Exercise prompt =
In the data below, find each line containing the string "this" and return it.

Supplied records =
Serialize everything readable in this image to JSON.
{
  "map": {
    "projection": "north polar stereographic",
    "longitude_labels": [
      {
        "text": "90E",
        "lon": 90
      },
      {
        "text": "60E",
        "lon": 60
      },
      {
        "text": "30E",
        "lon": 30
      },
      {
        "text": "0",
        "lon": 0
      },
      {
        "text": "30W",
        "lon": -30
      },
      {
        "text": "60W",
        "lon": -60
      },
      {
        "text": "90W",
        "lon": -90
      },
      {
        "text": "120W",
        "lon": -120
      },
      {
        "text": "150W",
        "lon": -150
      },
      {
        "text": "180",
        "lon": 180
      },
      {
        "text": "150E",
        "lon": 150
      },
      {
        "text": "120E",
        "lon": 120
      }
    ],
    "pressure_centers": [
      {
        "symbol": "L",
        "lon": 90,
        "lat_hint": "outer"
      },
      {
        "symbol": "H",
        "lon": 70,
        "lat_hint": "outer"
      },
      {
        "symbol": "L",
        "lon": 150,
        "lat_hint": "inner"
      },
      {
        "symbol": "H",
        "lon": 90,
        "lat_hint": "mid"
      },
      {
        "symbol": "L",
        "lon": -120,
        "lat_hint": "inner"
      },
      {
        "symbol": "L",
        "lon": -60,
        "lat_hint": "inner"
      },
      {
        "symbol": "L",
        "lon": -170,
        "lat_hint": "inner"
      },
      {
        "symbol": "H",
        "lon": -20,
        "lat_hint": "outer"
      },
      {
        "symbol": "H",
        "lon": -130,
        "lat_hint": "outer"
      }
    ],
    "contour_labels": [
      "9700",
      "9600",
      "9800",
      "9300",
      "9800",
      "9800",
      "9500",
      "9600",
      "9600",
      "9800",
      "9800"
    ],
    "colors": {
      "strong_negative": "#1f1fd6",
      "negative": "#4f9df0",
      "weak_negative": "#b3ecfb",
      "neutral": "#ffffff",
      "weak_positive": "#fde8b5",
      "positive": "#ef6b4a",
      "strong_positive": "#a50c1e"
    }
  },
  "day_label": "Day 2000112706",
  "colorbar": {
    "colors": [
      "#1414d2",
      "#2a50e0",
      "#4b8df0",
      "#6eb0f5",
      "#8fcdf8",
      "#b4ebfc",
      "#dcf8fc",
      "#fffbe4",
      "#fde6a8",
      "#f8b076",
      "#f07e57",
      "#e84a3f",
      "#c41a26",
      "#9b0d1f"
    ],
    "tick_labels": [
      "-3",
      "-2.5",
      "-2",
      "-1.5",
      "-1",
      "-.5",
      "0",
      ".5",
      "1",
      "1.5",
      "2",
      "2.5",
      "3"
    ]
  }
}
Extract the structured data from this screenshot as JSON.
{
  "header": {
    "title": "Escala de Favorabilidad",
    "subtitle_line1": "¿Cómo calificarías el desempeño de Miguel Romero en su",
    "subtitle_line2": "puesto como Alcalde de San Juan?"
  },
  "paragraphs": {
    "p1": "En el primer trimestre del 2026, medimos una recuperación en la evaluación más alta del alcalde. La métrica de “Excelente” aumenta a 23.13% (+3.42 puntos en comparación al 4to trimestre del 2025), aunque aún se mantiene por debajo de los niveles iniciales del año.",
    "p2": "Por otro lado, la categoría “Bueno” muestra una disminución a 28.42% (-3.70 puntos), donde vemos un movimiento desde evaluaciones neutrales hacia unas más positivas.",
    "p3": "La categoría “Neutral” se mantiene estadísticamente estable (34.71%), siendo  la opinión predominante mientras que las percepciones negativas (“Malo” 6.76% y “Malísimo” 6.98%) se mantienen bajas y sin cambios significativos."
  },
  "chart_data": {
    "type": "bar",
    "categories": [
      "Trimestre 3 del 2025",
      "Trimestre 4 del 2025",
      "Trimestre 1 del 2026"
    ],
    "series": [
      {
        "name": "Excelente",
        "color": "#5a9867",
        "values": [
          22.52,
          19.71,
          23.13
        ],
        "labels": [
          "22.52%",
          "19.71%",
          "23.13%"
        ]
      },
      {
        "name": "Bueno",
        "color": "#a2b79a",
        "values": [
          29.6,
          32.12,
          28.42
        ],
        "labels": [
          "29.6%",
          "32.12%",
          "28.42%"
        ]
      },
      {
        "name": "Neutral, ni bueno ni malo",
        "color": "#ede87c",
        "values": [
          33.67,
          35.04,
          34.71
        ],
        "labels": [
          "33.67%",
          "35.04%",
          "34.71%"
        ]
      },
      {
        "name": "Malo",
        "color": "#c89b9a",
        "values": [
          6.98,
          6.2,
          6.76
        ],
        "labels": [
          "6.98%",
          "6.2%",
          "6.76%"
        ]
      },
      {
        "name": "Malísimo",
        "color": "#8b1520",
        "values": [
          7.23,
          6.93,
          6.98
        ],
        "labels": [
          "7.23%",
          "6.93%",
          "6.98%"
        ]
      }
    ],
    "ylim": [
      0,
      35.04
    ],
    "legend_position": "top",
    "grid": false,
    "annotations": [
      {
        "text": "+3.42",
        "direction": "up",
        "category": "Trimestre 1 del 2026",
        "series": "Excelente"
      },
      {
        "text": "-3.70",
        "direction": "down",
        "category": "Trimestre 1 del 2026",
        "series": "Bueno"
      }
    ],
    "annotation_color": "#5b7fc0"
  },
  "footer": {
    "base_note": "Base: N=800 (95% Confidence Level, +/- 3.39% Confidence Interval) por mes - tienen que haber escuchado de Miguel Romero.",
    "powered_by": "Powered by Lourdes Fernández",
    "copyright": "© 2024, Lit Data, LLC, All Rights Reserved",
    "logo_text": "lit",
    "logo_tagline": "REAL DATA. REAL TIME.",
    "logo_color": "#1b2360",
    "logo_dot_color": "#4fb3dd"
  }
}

Answer =
Serialize everything readable in this image to JSON.
Extract the structured data from this screenshot as JSON.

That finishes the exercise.